> _SET EXERCISE_: Repeat the data word for word. Do not include the pictures.

* * * *

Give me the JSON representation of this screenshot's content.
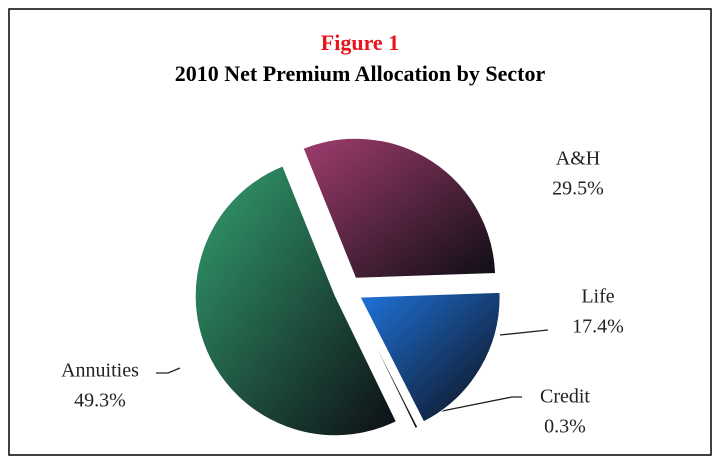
{
  "chart_data": {
    "type": "pie",
    "title": "Figure 1",
    "subtitle": "2010 Net Premium Allocation by Sector",
    "categories": [
      "A&H",
      "Life",
      "Credit",
      "Annuities"
    ],
    "values": [
      29.5,
      17.4,
      0.3,
      49.3
    ],
    "value_labels": [
      "29.5%",
      "17.4%",
      "0.3%",
      "49.3%"
    ],
    "colors": [
      "#a03c6e",
      "#1f74dc",
      "#3a3a3a",
      "#33a070"
    ]
  }
}
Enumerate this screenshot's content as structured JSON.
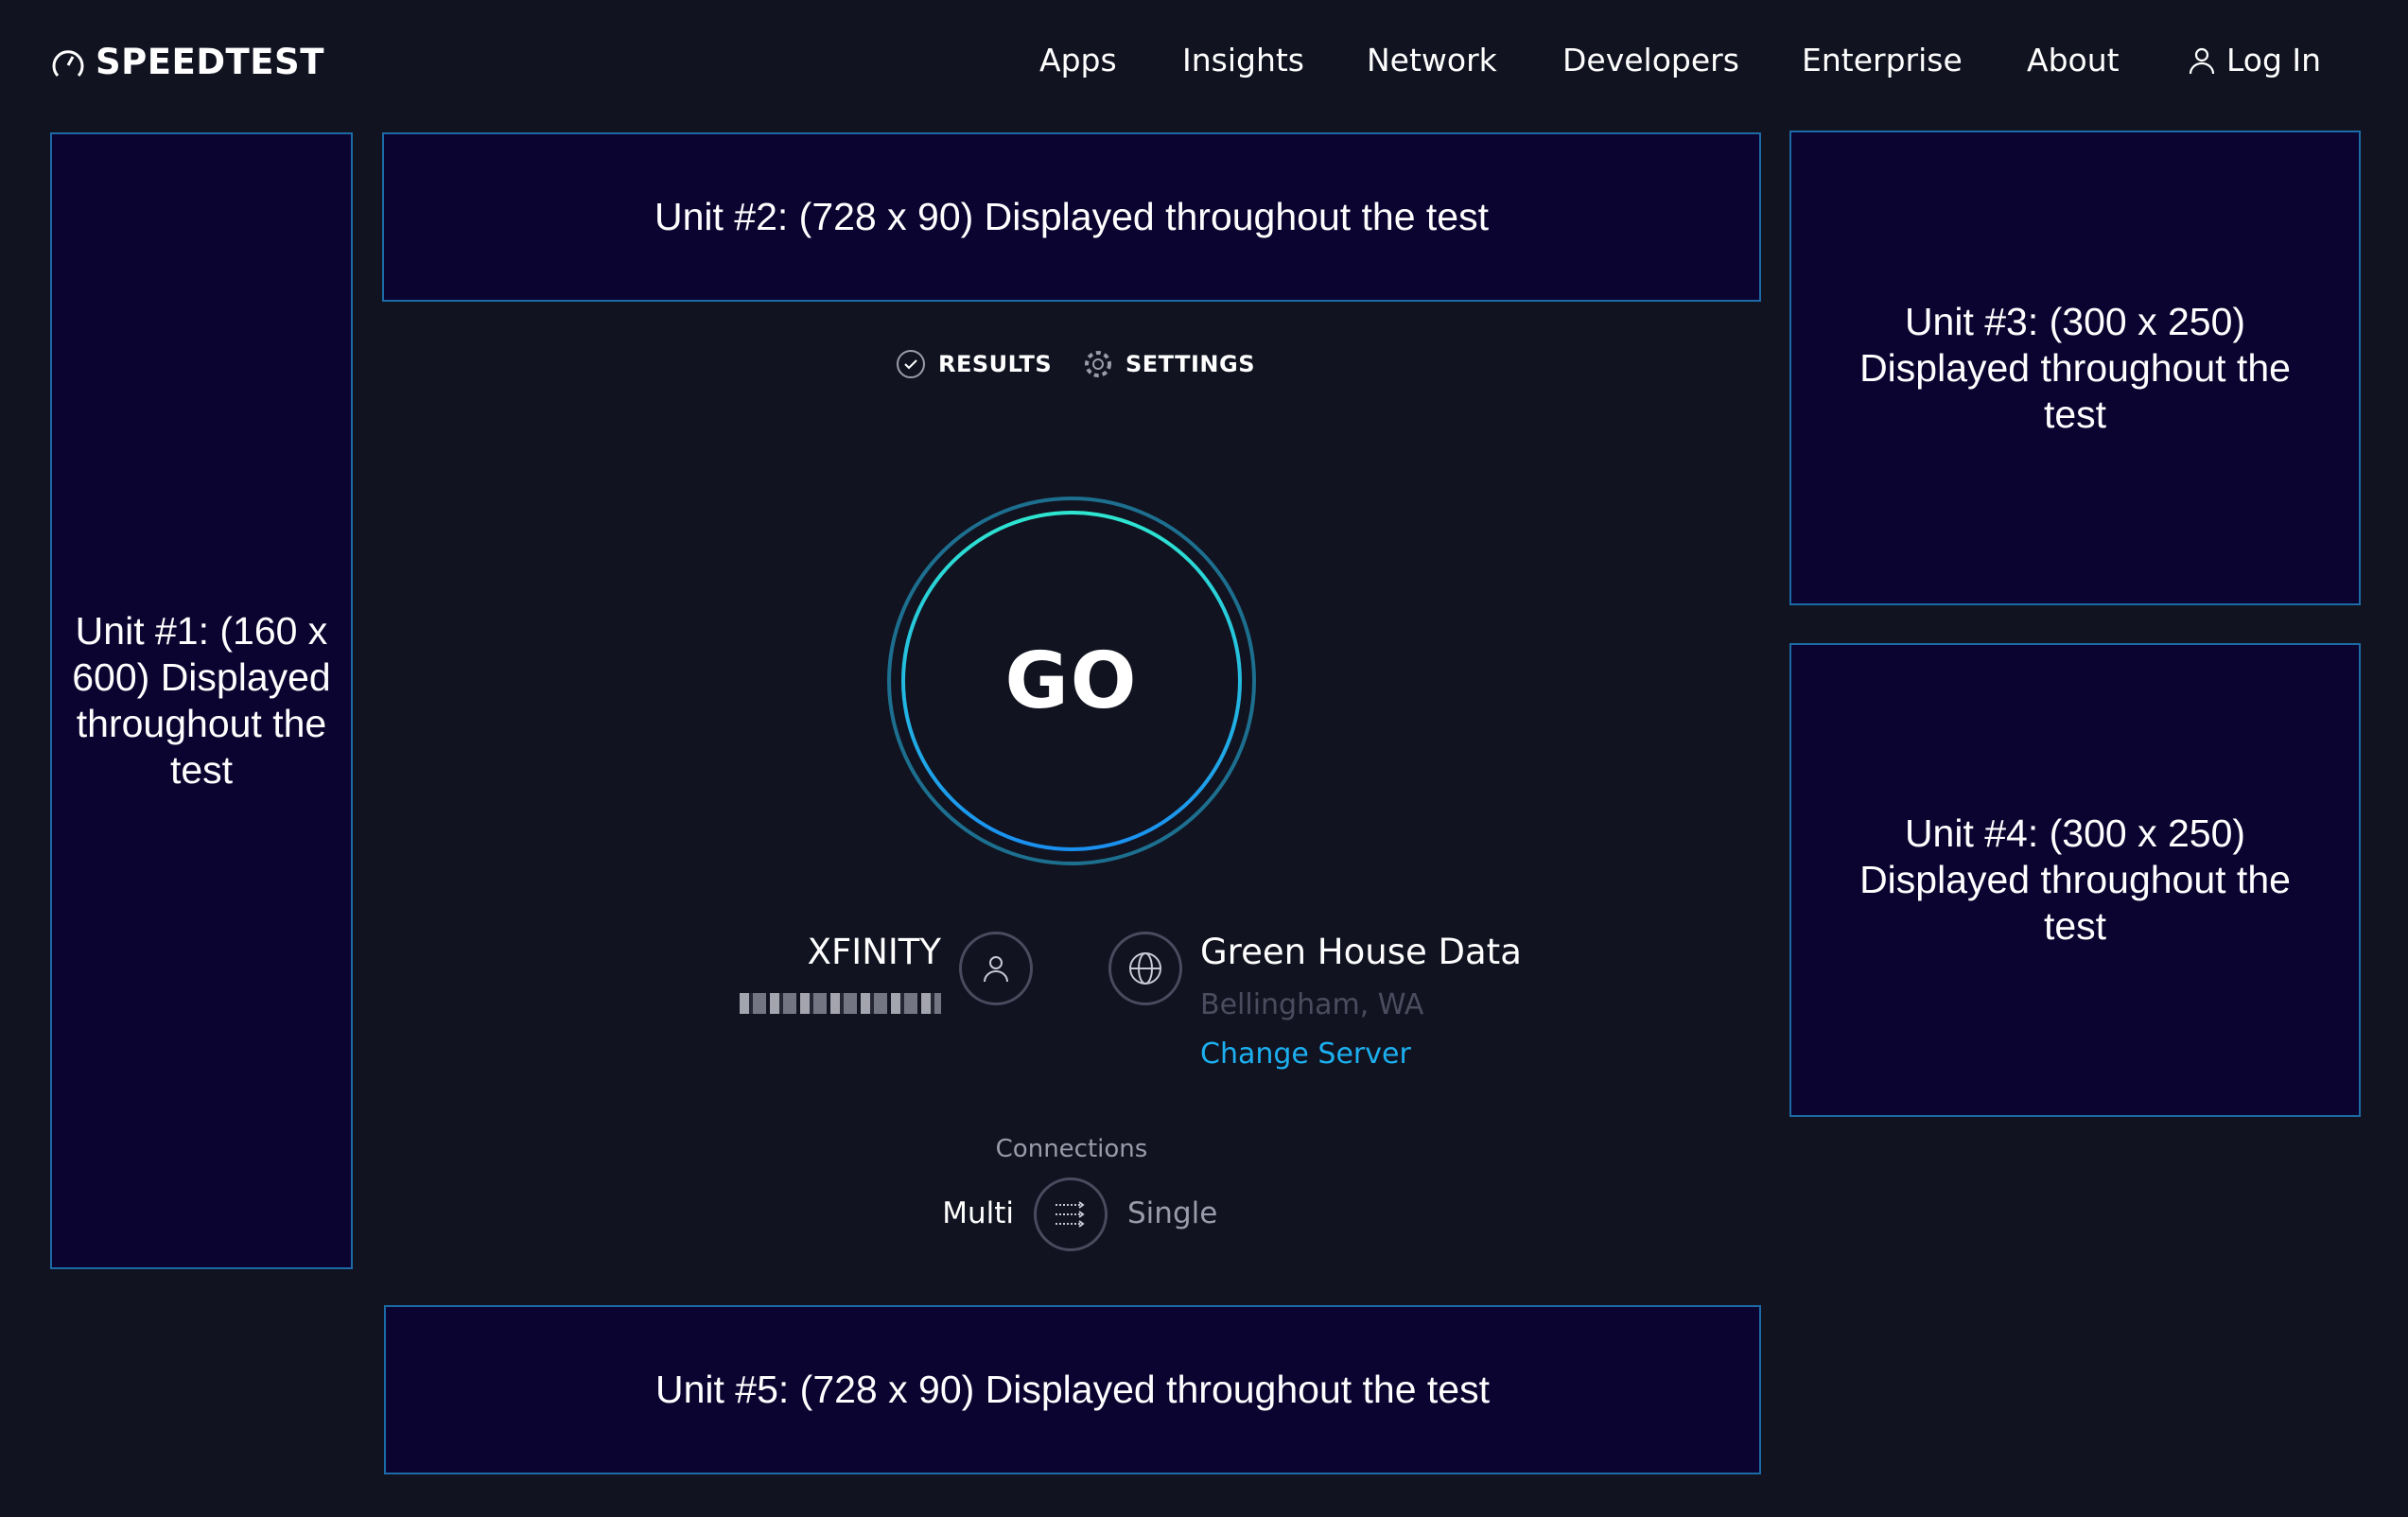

* * * *

> _THE SOLUTION_:
Give me the JSON representation of this screenshot's content.
{
  "chart_data": {
    "type": "pie",
    "title": "Figure 1",
    "subtitle": "2010 Net Premium Allocation by Sector",
    "categories": [
      "A&H",
      "Life",
      "Credit",
      "Annuities"
    ],
    "values": [
      29.5,
      17.4,
      0.3,
      49.3
    ],
    "value_labels": [
      "29.5%",
      "17.4%",
      "0.3%",
      "49.3%"
    ],
    "colors": [
      "#a03c6e",
      "#1f74dc",
      "#3a3a3a",
      "#33a070"
    ]
  }
}
Enumerate this screenshot's content as structured JSON.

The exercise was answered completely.